*REQUIREMENTS*: Extract each line where the string "this" shows up.

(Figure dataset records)

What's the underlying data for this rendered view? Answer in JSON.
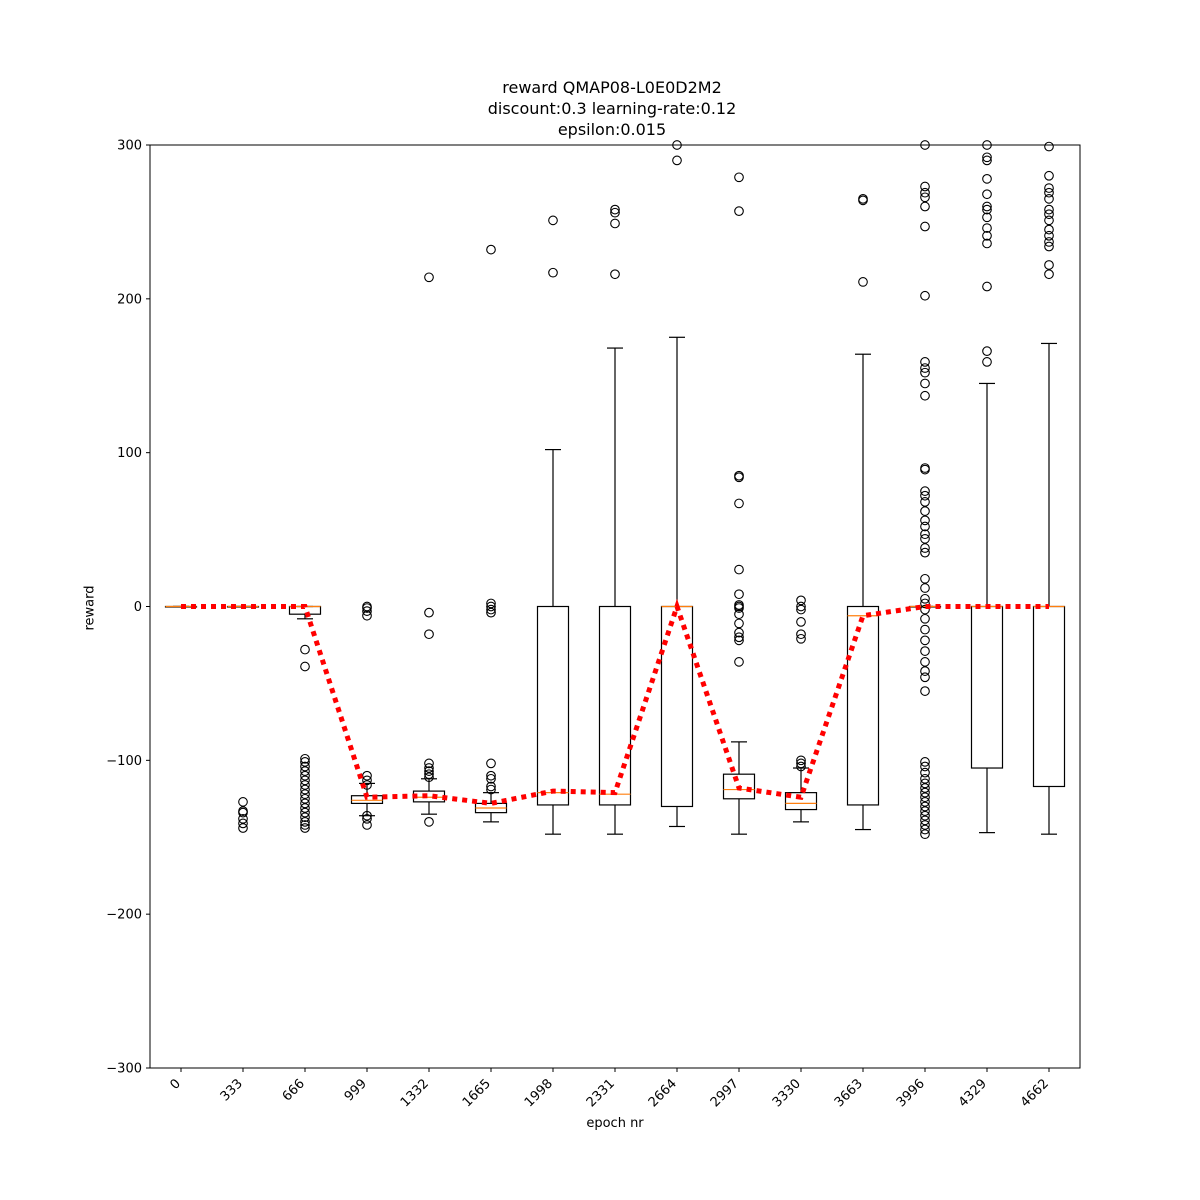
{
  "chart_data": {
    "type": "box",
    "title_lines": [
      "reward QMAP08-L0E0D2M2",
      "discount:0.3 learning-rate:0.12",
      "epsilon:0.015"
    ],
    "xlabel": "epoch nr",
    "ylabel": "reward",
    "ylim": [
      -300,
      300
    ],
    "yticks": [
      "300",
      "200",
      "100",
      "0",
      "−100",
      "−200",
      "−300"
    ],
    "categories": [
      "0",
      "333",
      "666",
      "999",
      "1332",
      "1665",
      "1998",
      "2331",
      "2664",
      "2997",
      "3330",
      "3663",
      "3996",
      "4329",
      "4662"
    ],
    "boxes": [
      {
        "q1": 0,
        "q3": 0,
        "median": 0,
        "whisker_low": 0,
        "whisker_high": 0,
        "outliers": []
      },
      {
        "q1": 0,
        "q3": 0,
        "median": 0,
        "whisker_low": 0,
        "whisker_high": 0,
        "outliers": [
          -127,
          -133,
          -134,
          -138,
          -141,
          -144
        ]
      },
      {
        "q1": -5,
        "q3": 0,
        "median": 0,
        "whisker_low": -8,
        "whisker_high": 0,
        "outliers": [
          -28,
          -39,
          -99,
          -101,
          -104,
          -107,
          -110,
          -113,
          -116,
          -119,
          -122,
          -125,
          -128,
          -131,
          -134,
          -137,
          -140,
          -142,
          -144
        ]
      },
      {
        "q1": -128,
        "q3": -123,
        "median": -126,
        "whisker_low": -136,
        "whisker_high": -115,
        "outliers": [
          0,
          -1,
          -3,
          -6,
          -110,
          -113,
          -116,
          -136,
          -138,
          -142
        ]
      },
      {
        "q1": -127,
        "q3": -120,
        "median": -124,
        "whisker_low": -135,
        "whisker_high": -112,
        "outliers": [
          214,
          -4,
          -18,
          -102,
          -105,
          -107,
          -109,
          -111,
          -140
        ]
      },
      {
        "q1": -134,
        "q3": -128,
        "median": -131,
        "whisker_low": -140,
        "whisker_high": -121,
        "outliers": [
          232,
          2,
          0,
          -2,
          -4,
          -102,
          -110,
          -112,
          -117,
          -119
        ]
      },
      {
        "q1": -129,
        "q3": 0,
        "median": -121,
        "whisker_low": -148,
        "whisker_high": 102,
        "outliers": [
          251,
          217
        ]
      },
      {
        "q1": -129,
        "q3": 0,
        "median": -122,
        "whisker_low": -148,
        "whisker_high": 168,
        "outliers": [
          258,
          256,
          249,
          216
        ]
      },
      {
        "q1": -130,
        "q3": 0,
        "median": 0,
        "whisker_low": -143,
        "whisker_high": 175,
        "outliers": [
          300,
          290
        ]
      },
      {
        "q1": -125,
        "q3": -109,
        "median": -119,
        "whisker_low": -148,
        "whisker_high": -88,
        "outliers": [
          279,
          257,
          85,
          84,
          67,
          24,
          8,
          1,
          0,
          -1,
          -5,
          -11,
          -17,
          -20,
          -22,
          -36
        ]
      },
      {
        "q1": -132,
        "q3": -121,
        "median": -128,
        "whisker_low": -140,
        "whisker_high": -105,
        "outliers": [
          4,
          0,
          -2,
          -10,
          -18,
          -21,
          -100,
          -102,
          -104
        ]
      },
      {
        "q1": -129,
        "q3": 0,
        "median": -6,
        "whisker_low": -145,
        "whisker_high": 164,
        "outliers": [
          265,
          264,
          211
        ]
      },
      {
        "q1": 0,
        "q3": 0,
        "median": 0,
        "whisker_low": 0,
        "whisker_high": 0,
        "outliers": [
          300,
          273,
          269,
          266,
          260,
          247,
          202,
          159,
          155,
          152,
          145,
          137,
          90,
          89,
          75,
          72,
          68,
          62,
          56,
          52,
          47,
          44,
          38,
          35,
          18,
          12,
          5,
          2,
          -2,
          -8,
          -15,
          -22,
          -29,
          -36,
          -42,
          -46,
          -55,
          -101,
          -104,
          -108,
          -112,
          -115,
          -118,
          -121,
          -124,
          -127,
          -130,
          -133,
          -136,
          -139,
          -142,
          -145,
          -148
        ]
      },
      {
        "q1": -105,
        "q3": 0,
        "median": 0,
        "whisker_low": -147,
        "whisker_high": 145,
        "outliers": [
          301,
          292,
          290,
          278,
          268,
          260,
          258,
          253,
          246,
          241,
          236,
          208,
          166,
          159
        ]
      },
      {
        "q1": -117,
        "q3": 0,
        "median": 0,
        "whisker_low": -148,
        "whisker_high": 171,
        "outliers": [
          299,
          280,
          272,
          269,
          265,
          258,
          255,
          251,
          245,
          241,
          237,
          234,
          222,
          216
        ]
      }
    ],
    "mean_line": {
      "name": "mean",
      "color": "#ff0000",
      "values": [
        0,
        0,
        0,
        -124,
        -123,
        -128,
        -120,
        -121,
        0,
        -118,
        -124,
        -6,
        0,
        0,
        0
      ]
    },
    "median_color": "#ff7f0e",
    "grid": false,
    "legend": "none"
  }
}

---

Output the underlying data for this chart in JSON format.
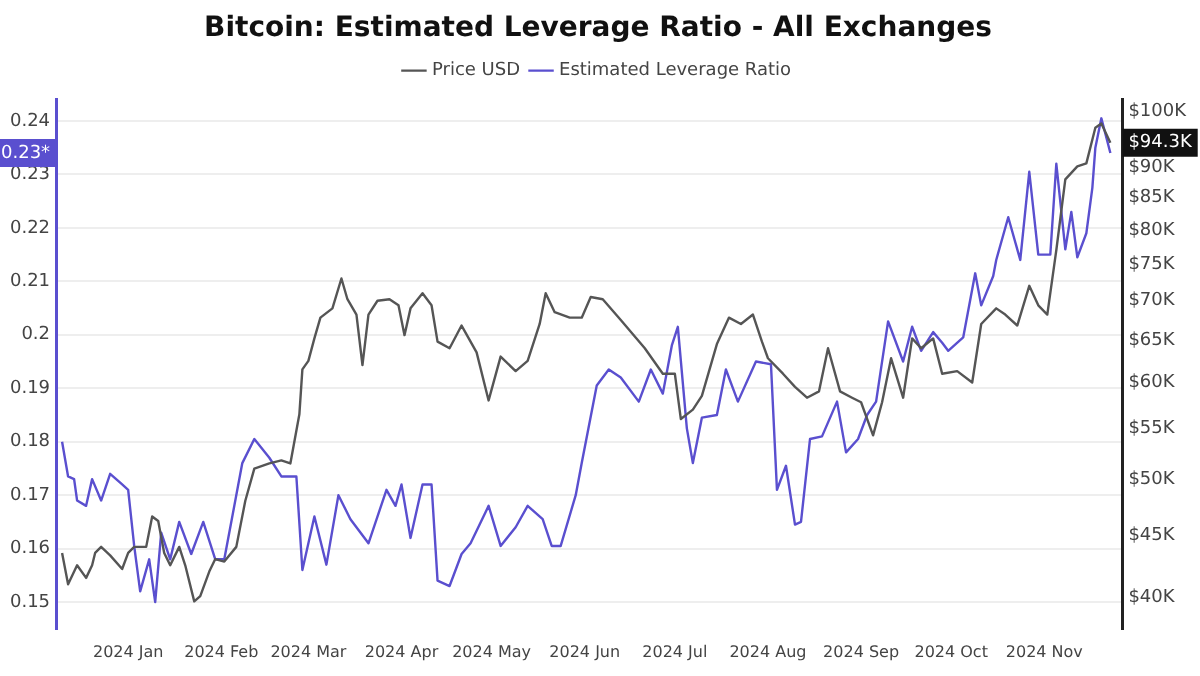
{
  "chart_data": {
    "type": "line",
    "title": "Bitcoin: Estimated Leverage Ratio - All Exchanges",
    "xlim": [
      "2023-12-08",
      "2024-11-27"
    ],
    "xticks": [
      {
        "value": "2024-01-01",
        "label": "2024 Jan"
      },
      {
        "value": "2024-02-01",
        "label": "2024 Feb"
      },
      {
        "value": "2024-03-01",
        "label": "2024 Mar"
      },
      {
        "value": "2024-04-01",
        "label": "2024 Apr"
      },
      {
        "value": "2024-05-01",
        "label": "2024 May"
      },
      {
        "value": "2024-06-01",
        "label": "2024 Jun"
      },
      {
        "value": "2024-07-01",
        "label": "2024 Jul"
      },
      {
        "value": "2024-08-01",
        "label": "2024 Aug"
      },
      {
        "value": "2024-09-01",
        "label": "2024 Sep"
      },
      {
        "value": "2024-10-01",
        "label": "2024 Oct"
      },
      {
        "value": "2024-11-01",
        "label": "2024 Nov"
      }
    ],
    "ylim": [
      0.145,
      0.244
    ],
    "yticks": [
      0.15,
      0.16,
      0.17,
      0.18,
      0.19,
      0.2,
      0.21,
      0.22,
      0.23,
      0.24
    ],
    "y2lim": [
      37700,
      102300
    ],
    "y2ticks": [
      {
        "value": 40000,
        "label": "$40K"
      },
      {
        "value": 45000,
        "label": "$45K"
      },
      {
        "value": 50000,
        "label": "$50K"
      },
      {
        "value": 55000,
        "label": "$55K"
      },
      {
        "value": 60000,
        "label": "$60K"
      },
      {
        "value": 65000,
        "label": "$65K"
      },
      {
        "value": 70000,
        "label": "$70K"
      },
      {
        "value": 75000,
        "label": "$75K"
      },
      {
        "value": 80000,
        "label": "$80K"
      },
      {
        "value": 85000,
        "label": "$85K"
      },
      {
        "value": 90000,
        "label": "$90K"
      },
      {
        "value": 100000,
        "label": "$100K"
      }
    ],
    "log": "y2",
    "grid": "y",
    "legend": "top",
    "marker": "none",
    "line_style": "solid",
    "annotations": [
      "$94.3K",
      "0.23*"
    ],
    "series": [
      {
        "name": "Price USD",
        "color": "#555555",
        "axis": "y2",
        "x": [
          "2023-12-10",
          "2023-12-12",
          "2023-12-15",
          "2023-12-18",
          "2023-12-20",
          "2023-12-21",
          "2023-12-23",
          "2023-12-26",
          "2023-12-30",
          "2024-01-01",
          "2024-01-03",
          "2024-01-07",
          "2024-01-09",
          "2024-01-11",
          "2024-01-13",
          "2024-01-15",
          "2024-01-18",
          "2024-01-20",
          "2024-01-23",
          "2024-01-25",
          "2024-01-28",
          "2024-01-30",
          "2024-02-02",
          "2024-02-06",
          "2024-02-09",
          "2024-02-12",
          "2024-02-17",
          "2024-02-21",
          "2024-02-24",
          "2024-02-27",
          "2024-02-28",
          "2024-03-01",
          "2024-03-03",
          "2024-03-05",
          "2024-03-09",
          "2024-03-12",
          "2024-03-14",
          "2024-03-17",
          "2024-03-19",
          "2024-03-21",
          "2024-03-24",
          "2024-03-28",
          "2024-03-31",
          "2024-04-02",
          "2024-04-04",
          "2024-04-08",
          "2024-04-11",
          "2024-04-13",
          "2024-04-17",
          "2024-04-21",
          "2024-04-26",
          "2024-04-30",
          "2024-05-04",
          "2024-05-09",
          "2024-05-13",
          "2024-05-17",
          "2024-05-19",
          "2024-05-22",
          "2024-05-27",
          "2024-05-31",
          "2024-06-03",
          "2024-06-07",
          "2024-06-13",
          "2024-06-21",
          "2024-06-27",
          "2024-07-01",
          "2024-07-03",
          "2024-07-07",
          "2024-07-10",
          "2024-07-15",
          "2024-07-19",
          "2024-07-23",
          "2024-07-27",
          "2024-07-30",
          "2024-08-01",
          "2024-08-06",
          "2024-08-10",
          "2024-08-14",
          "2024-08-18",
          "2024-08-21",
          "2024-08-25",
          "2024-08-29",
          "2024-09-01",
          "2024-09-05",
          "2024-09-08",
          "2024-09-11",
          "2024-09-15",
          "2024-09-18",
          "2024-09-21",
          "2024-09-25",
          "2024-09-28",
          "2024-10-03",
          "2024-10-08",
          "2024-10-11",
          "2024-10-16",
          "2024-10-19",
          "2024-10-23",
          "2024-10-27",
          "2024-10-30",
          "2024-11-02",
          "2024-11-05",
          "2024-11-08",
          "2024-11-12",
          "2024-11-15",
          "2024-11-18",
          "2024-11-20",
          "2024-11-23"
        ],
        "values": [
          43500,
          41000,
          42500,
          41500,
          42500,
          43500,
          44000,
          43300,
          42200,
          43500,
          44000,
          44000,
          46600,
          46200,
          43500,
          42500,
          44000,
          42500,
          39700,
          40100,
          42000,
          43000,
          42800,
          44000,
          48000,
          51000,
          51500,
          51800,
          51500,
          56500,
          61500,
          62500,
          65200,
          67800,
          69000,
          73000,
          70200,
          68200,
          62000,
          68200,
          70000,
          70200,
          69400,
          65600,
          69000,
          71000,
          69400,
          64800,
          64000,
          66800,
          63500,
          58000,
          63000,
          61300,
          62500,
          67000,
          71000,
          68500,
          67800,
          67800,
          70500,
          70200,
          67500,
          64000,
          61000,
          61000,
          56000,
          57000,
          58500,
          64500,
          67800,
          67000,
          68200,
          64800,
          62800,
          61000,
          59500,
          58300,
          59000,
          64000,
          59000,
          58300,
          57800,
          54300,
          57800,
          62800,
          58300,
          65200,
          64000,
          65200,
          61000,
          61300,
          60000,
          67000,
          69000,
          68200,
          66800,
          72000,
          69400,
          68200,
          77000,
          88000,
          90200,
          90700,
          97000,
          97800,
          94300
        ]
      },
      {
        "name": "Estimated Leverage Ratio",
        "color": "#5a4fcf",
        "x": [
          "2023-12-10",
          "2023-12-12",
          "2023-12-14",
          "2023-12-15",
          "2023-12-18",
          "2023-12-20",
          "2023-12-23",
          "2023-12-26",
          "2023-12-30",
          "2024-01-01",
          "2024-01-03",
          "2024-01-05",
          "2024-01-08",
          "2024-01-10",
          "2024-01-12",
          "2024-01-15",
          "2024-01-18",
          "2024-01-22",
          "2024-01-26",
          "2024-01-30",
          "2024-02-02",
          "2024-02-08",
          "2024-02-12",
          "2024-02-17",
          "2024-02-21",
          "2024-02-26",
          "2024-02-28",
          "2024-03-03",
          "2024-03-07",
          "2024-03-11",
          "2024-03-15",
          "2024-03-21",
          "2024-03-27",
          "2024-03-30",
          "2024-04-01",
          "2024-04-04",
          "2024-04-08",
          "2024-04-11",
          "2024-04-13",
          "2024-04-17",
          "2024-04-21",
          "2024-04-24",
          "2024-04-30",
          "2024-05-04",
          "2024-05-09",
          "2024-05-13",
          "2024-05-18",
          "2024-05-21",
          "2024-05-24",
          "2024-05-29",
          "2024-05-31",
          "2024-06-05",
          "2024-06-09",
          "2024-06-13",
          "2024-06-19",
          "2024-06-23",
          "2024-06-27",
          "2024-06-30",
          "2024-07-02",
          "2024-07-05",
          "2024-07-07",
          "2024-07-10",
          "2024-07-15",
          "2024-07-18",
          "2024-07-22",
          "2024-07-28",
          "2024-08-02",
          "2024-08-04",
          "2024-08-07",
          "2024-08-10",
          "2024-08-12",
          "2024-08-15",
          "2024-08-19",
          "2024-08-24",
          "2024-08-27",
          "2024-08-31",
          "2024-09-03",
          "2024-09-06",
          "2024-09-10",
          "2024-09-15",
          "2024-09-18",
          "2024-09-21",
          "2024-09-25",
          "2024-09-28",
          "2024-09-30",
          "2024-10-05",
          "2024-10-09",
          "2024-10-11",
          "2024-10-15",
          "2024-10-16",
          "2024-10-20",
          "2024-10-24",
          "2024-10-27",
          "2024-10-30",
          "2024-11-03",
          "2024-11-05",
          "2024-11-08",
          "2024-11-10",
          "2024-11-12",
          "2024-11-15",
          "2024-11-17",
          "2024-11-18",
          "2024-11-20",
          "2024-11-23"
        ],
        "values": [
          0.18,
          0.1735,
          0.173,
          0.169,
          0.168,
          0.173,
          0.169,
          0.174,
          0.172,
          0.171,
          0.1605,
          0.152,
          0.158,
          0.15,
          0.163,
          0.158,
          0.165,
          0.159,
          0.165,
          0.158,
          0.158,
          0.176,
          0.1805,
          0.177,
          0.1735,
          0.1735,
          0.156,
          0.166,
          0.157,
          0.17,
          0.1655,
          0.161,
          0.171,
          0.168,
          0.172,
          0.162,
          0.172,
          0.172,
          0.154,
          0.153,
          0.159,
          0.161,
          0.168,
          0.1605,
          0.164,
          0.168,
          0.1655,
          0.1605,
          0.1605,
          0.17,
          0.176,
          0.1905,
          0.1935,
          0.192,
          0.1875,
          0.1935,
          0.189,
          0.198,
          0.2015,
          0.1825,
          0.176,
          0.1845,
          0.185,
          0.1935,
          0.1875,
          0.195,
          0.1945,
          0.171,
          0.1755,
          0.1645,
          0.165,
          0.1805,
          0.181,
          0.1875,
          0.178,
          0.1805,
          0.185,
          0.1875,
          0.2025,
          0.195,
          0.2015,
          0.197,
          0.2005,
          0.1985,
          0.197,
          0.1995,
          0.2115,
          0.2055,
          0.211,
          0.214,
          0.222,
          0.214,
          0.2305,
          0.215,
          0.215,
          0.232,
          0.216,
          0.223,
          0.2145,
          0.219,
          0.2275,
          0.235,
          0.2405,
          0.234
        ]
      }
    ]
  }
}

...

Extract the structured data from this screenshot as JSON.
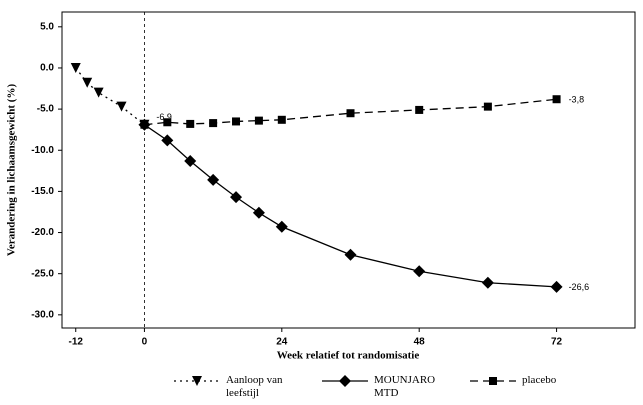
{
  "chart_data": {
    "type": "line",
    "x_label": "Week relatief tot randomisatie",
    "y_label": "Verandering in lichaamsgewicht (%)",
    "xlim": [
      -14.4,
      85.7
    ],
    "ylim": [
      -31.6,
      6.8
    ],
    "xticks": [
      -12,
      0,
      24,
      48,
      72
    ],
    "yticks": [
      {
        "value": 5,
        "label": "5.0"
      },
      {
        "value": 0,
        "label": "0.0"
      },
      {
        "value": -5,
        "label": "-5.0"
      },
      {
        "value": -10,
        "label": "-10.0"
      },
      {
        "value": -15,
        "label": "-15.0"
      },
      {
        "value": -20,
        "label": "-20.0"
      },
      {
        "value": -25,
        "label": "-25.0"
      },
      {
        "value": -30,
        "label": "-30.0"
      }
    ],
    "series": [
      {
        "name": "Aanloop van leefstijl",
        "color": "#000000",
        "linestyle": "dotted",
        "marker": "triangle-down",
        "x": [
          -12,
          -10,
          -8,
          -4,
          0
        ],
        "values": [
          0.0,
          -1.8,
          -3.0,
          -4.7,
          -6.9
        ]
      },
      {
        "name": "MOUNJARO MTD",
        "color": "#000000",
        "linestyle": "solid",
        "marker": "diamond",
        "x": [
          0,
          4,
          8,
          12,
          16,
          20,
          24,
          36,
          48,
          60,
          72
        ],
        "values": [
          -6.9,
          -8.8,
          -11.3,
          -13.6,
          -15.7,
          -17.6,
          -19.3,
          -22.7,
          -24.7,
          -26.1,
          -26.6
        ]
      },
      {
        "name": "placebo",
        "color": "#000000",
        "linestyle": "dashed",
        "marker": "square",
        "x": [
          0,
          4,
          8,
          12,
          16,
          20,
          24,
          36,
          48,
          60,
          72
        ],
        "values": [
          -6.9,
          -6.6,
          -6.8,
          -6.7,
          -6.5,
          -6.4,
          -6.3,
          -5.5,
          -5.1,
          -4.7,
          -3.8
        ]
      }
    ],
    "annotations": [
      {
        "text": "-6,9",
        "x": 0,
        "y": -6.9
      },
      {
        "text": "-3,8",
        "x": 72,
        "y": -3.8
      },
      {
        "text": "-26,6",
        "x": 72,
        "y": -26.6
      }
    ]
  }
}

*EXERCISE ANSWER*:
What's the underlying data for this rendered view? Answer in JSON.
Output the underlying data for this chart in JSON format.
Extract the structured data from this screenshot as JSON.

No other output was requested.